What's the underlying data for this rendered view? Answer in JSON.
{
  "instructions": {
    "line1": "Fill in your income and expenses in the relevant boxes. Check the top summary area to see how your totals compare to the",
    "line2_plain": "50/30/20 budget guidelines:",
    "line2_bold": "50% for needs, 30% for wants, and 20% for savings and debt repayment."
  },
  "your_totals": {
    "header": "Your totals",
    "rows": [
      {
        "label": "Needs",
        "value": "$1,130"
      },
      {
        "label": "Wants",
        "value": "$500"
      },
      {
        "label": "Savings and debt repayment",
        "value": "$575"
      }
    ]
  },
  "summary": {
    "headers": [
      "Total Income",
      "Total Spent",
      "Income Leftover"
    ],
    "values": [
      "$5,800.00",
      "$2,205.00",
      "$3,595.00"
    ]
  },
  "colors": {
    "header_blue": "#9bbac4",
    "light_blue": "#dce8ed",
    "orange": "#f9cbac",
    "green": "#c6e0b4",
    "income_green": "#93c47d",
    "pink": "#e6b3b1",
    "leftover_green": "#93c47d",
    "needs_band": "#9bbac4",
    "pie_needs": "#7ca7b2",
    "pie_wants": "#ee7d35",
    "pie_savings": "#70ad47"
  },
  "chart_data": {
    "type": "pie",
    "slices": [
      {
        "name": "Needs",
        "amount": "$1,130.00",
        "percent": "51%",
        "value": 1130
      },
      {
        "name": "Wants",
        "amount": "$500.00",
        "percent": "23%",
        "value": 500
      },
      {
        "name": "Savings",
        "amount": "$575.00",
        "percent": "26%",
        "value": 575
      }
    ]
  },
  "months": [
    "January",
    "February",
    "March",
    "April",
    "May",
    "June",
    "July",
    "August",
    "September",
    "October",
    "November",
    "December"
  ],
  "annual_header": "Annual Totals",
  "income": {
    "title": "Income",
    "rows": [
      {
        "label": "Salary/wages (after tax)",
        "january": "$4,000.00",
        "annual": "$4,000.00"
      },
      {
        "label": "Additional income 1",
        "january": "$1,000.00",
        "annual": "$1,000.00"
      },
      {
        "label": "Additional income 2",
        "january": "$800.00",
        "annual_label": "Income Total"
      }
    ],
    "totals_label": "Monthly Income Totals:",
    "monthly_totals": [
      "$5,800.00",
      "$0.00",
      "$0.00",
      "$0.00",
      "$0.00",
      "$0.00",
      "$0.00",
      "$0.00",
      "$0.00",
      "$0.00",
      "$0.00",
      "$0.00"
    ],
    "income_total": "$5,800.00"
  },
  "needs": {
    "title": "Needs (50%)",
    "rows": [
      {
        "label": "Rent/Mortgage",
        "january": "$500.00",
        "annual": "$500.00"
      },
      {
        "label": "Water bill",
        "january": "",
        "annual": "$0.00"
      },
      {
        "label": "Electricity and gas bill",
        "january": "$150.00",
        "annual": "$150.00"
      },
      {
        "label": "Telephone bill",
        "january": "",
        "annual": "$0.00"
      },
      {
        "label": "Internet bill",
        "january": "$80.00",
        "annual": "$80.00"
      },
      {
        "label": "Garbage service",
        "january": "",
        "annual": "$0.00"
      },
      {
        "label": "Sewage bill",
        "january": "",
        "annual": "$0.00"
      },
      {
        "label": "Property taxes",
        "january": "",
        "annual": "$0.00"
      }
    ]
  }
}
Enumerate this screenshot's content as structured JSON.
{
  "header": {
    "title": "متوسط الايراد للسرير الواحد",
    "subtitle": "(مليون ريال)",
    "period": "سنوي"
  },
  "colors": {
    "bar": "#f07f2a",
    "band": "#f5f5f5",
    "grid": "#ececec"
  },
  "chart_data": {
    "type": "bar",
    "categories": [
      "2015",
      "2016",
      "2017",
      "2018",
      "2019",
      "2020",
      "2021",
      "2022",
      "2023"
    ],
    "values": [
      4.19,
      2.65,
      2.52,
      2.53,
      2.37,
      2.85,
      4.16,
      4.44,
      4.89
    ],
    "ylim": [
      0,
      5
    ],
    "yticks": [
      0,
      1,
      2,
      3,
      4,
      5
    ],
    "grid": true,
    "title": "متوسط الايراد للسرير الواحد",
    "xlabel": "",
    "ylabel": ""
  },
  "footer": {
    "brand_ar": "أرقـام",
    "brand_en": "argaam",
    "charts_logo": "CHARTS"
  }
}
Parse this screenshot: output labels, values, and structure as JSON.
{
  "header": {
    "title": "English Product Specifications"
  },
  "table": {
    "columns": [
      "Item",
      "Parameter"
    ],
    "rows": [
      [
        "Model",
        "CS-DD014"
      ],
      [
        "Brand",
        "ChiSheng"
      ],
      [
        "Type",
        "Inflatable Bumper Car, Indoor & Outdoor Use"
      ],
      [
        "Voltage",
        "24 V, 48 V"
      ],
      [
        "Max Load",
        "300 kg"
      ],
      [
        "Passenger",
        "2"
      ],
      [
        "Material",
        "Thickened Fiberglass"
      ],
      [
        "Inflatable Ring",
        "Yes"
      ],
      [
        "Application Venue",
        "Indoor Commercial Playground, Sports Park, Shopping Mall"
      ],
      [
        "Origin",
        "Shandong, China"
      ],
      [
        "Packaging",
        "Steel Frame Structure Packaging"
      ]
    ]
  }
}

************

Each entry above is to be printed again exactly.

What's the underlying data for this rendered view? Answer in JSON.
{
  "instructions": {
    "line1": "Fill in your income and expenses in the relevant boxes. Check the top summary area to see how your totals compare to the",
    "line2_plain": "50/30/20 budget guidelines:",
    "line2_bold": "50% for needs, 30% for wants, and 20% for savings and debt repayment."
  },
  "your_totals": {
    "header": "Your totals",
    "rows": [
      {
        "label": "Needs",
        "value": "$1,130"
      },
      {
        "label": "Wants",
        "value": "$500"
      },
      {
        "label": "Savings and debt repayment",
        "value": "$575"
      }
    ]
  },
  "summary": {
    "headers": [
      "Total Income",
      "Total Spent",
      "Income Leftover"
    ],
    "values": [
      "$5,800.00",
      "$2,205.00",
      "$3,595.00"
    ]
  },
  "colors": {
    "header_blue": "#9bbac4",
    "light_blue": "#dce8ed",
    "orange": "#f9cbac",
    "green": "#c6e0b4",
    "income_green": "#93c47d",
    "pink": "#e6b3b1",
    "leftover_green": "#93c47d",
    "needs_band": "#9bbac4",
    "pie_needs": "#7ca7b2",
    "pie_wants": "#ee7d35",
    "pie_savings": "#70ad47"
  },
  "chart_data": {
    "type": "pie",
    "slices": [
      {
        "name": "Needs",
        "amount": "$1,130.00",
        "percent": "51%",
        "value": 1130
      },
      {
        "name": "Wants",
        "amount": "$500.00",
        "percent": "23%",
        "value": 500
      },
      {
        "name": "Savings",
        "amount": "$575.00",
        "percent": "26%",
        "value": 575
      }
    ]
  },
  "months": [
    "January",
    "February",
    "March",
    "April",
    "May",
    "June",
    "July",
    "August",
    "September",
    "October",
    "November",
    "December"
  ],
  "annual_header": "Annual Totals",
  "income": {
    "title": "Income",
    "rows": [
      {
        "label": "Salary/wages (after tax)",
        "january": "$4,000.00",
        "annual": "$4,000.00"
      },
      {
        "label": "Additional income 1",
        "january": "$1,000.00",
        "annual": "$1,000.00"
      },
      {
        "label": "Additional income 2",
        "january": "$800.00",
        "annual_label": "Income Total"
      }
    ],
    "totals_label": "Monthly Income Totals:",
    "monthly_totals": [
      "$5,800.00",
      "$0.00",
      "$0.00",
      "$0.00",
      "$0.00",
      "$0.00",
      "$0.00",
      "$0.00",
      "$0.00",
      "$0.00",
      "$0.00",
      "$0.00"
    ],
    "income_total": "$5,800.00"
  },
  "needs": {
    "title": "Needs (50%)",
    "rows": [
      {
        "label": "Rent/Mortgage",
        "january": "$500.00",
        "annual": "$500.00"
      },
      {
        "label": "Water bill",
        "january": "",
        "annual": "$0.00"
      },
      {
        "label": "Electricity and gas bill",
        "january": "$150.00",
        "annual": "$150.00"
      },
      {
        "label": "Telephone bill",
        "january": "",
        "annual": "$0.00"
      },
      {
        "label": "Internet bill",
        "january": "$80.00",
        "annual": "$80.00"
      },
      {
        "label": "Garbage service",
        "january": "",
        "annual": "$0.00"
      },
      {
        "label": "Sewage bill",
        "january": "",
        "annual": "$0.00"
      },
      {
        "label": "Property taxes",
        "january": "",
        "annual": "$0.00"
      }
    ]
  }
}
Enumerate this screenshot's content as structured JSON.
{
  "header": {
    "title": "متوسط الايراد للسرير الواحد",
    "subtitle": "(مليون ريال)",
    "period": "سنوي"
  },
  "colors": {
    "bar": "#f07f2a",
    "band": "#f5f5f5",
    "grid": "#ececec"
  },
  "chart_data": {
    "type": "bar",
    "categories": [
      "2015",
      "2016",
      "2017",
      "2018",
      "2019",
      "2020",
      "2021",
      "2022",
      "2023"
    ],
    "values": [
      4.19,
      2.65,
      2.52,
      2.53,
      2.37,
      2.85,
      4.16,
      4.44,
      4.89
    ],
    "ylim": [
      0,
      5
    ],
    "yticks": [
      0,
      1,
      2,
      3,
      4,
      5
    ],
    "grid": true,
    "title": "متوسط الايراد للسرير الواحد",
    "xlabel": "",
    "ylabel": ""
  },
  "footer": {
    "brand_ar": "أرقـام",
    "brand_en": "argaam",
    "charts_logo": "CHARTS"
  }
}
Parse this screenshot: output labels, values, and structure as JSON.
{
  "header": {
    "title": "English Product Specifications"
  },
  "table": {
    "columns": [
      "Item",
      "Parameter"
    ],
    "rows": [
      [
        "Model",
        "CS-DD014"
      ],
      [
        "Brand",
        "ChiSheng"
      ],
      [
        "Type",
        "Inflatable Bumper Car, Indoor & Outdoor Use"
      ],
      [
        "Voltage",
        "24 V, 48 V"
      ],
      [
        "Max Load",
        "300 kg"
      ],
      [
        "Passenger",
        "2"
      ],
      [
        "Material",
        "Thickened Fiberglass"
      ],
      [
        "Inflatable Ring",
        "Yes"
      ],
      [
        "Application Venue",
        "Indoor Commercial Playground, Sports Park, Shopping Mall"
      ],
      [
        "Origin",
        "Shandong, China"
      ],
      [
        "Packaging",
        "Steel Frame Structure Packaging"
      ]
    ]
  }
}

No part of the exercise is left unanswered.